Look for the string "made" and copy every line that has it.

◆ Extracted data entries:
——
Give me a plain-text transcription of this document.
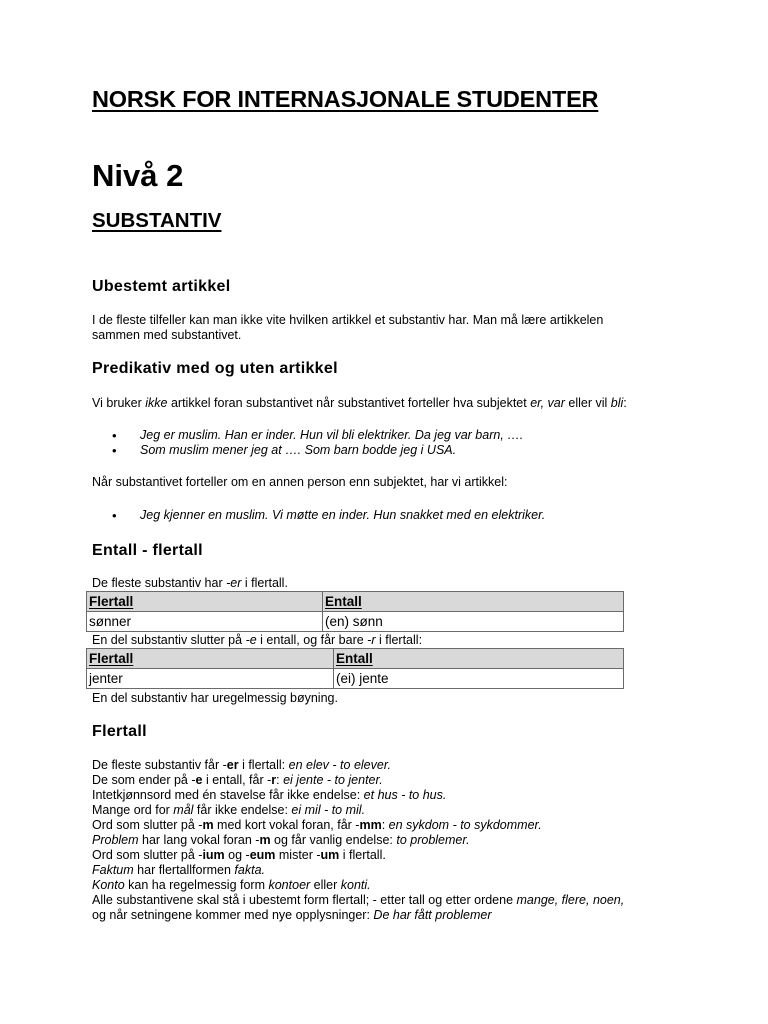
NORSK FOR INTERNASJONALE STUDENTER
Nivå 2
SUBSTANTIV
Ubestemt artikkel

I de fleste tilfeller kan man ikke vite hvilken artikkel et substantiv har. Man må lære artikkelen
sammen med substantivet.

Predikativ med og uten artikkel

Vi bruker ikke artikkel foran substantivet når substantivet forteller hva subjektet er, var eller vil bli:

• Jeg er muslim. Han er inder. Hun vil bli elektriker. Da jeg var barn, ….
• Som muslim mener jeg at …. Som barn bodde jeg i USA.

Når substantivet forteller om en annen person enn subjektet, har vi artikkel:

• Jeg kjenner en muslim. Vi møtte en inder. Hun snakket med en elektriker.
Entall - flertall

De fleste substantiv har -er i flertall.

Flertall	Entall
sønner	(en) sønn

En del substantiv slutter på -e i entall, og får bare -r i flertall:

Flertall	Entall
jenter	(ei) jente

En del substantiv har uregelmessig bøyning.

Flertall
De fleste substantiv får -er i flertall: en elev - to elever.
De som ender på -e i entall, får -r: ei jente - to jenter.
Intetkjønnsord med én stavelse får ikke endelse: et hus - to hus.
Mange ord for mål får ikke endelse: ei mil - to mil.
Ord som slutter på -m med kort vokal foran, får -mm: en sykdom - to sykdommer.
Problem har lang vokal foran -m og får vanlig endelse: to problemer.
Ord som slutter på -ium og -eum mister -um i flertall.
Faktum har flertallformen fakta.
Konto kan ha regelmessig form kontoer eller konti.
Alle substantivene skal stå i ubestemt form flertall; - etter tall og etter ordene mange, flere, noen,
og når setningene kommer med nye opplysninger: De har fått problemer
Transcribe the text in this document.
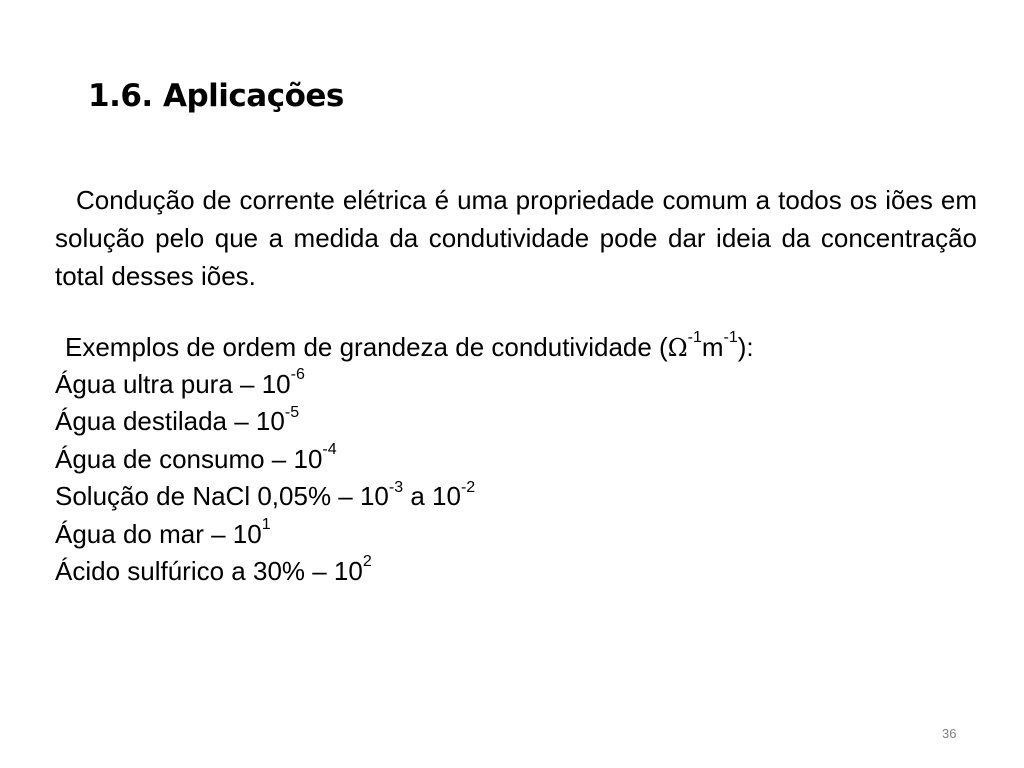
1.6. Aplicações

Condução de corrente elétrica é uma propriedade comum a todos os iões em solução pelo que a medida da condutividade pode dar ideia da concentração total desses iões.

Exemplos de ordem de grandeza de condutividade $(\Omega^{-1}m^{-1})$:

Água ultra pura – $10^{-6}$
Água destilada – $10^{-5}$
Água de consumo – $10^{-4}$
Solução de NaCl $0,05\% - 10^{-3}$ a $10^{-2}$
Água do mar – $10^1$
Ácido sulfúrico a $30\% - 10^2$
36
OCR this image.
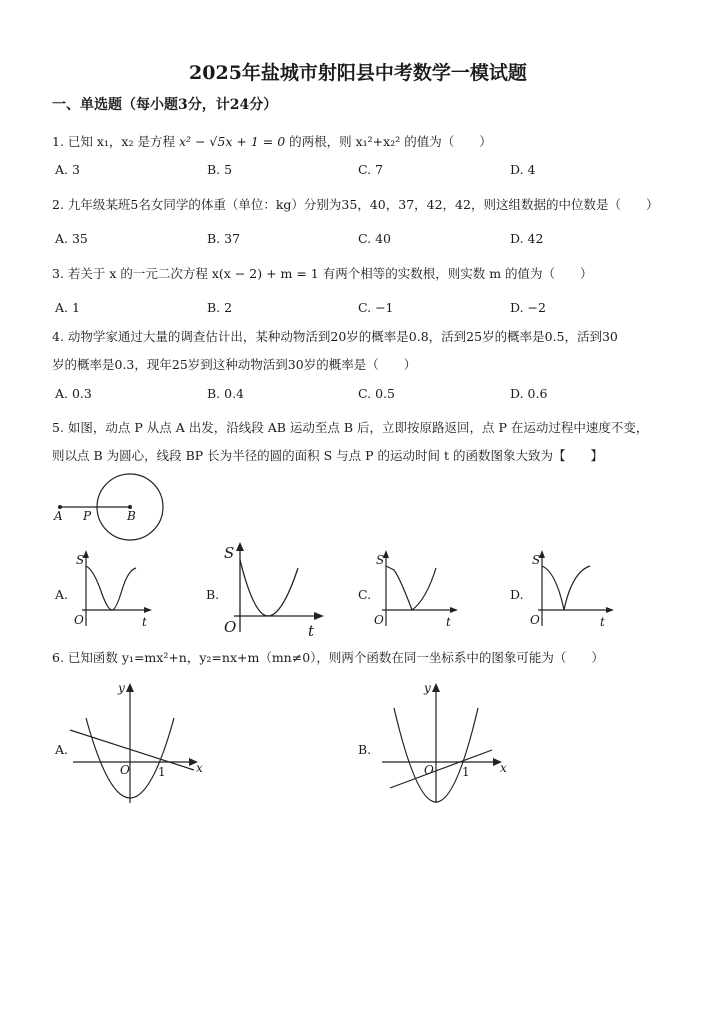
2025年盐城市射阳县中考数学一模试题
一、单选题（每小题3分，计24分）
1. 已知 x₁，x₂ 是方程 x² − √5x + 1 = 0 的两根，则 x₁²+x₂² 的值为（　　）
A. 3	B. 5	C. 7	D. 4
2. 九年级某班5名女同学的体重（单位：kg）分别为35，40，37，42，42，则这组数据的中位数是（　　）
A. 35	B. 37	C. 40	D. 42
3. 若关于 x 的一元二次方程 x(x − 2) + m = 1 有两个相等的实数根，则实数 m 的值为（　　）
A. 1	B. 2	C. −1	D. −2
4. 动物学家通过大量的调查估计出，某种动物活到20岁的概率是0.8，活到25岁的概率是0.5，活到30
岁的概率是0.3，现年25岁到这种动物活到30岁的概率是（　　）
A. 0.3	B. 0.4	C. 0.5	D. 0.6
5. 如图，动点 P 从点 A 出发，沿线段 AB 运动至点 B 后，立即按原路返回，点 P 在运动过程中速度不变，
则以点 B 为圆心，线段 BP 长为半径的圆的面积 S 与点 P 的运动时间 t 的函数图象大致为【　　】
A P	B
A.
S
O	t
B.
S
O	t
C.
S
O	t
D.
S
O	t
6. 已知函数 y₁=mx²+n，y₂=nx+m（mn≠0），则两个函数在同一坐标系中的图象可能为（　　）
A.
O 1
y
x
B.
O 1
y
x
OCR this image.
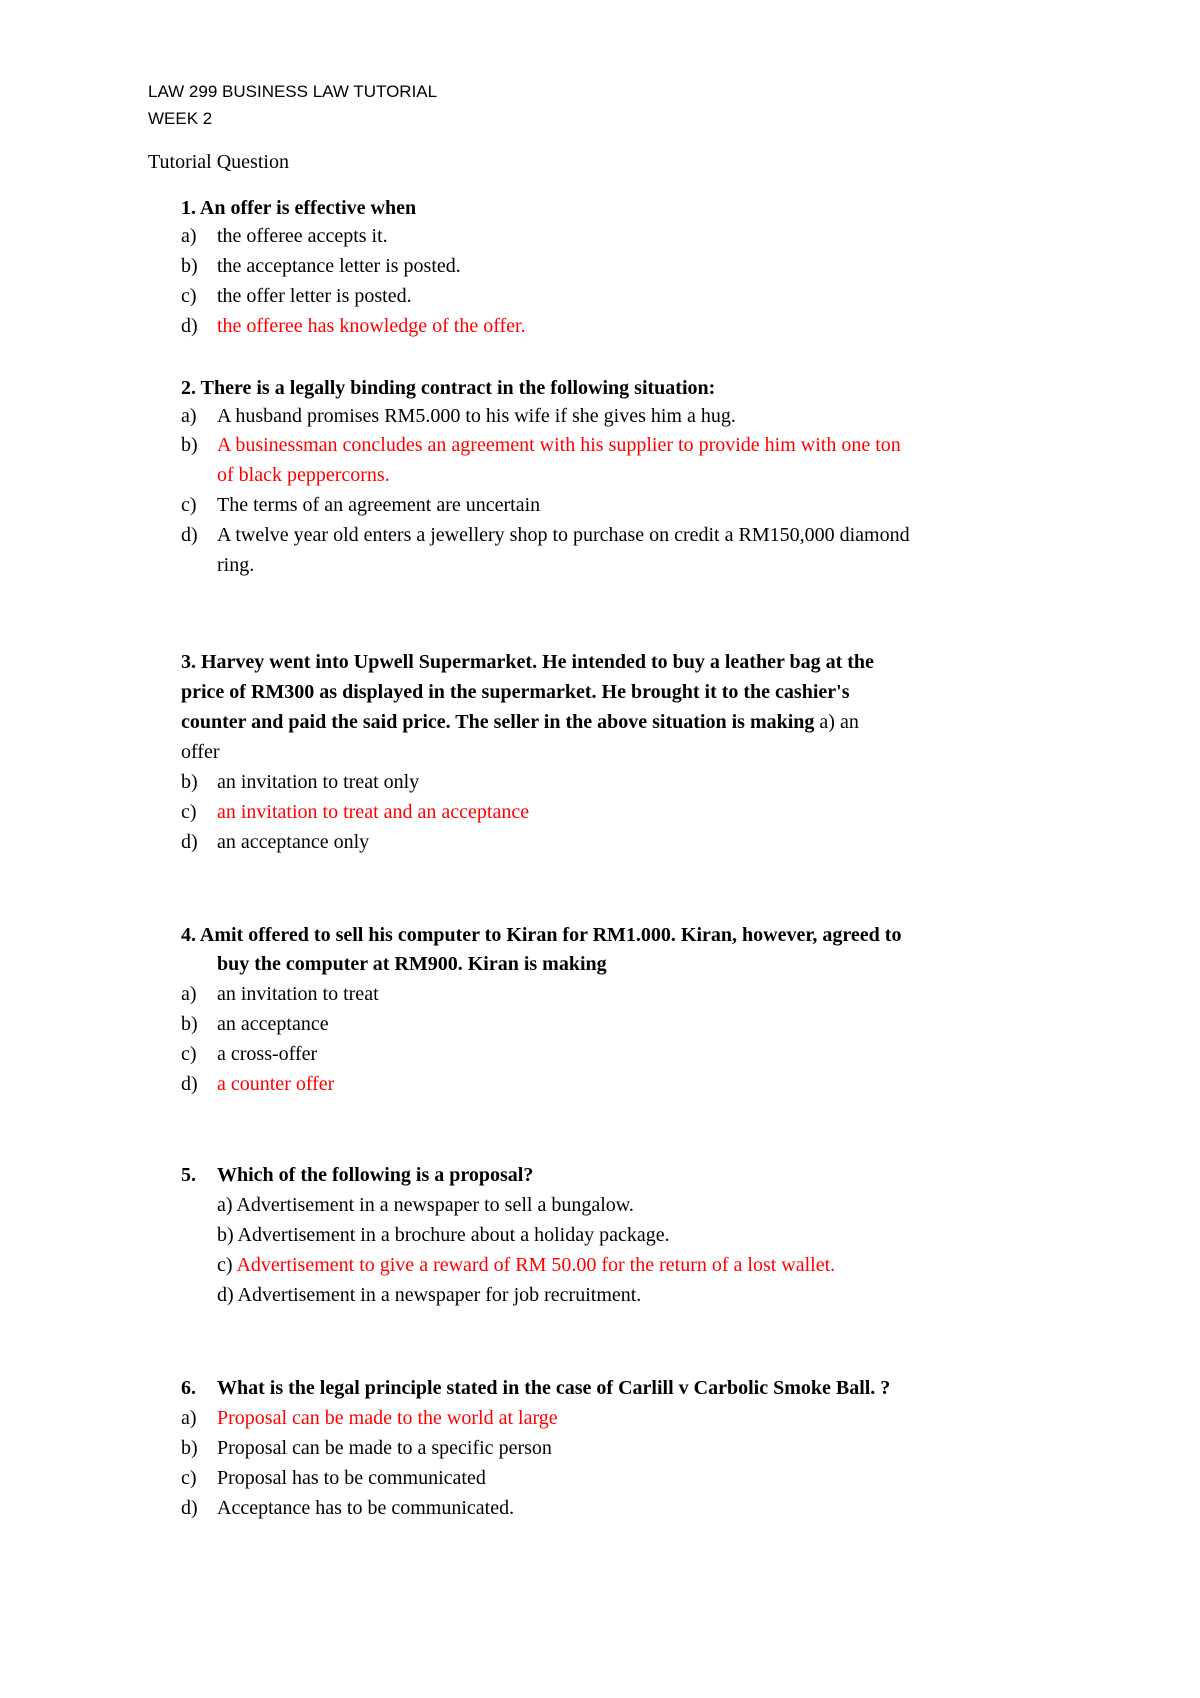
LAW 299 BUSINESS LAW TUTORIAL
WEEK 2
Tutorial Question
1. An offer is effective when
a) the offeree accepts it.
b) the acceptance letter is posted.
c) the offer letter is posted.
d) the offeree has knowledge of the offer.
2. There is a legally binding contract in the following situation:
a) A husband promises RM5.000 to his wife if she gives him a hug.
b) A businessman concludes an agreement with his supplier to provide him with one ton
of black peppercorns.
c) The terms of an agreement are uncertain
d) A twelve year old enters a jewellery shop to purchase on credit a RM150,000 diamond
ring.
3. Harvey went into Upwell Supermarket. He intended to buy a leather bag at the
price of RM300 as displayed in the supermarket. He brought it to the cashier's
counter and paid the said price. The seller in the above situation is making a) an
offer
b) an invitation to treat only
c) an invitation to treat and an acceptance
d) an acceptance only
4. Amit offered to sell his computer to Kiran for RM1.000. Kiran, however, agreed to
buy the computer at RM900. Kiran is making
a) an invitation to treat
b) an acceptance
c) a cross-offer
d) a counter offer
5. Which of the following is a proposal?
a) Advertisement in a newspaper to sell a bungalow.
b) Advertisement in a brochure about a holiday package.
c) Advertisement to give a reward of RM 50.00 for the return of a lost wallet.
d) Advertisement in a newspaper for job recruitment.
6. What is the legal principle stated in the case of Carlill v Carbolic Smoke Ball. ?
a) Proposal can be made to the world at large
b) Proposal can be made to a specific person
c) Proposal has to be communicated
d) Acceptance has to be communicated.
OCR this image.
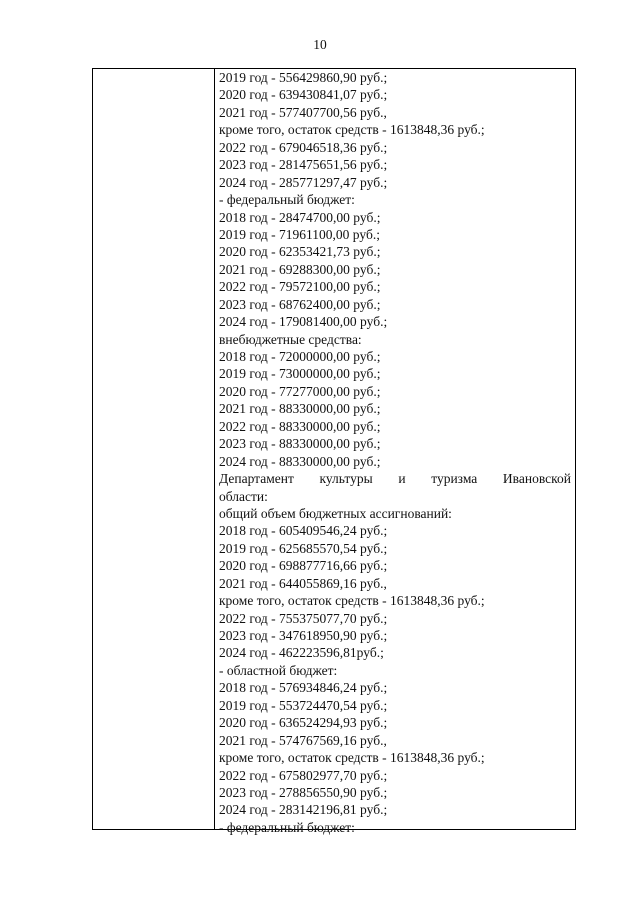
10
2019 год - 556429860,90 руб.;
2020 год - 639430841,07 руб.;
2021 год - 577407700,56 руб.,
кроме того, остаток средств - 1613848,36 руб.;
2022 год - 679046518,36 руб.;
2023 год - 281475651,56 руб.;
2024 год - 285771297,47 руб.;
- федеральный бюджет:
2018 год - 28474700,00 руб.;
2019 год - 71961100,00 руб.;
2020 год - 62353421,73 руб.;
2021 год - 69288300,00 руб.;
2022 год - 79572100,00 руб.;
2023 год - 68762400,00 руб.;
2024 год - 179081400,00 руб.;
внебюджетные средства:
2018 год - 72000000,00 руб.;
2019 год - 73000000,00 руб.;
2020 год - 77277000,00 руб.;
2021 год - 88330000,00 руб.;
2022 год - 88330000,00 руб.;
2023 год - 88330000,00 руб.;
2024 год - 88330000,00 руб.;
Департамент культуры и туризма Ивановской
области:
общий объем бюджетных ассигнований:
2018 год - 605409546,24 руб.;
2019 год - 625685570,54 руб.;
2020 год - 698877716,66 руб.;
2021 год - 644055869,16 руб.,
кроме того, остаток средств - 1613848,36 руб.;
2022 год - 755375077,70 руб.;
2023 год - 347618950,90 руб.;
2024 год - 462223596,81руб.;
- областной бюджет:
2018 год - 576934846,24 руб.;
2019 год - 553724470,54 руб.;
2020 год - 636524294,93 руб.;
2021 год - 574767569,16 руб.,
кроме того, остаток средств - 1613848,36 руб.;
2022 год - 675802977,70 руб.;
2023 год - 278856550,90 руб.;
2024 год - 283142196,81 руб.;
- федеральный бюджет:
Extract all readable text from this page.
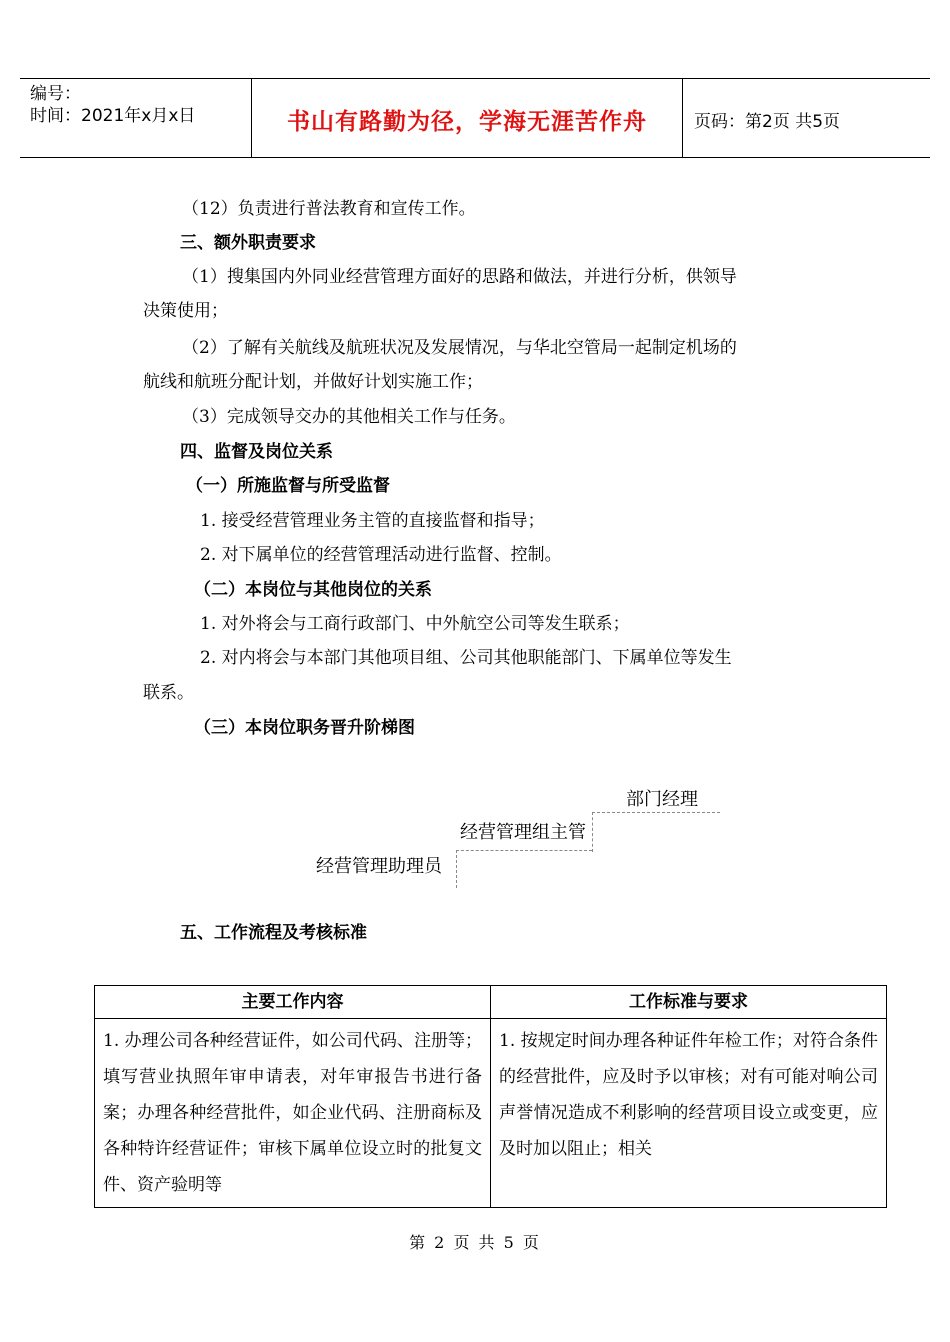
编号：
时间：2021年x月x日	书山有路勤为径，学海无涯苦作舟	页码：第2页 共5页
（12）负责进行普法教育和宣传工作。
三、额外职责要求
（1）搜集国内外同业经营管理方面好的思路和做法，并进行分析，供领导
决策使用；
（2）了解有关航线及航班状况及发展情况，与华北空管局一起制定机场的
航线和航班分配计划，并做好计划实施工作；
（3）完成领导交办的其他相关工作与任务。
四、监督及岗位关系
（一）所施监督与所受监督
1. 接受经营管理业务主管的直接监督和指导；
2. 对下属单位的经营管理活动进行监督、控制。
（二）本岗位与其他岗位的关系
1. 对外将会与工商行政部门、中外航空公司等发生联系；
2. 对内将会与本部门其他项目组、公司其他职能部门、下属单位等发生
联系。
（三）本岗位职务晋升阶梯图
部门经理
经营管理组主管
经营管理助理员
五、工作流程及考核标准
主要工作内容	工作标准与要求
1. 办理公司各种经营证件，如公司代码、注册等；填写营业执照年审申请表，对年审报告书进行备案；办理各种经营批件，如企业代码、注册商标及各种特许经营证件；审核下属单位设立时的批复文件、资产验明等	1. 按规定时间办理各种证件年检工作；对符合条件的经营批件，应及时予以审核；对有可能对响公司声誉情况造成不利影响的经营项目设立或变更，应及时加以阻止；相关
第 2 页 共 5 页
——
◆ Answer in full:
a) Proposal can be made to the world at large
b) Proposal can be made to a specific person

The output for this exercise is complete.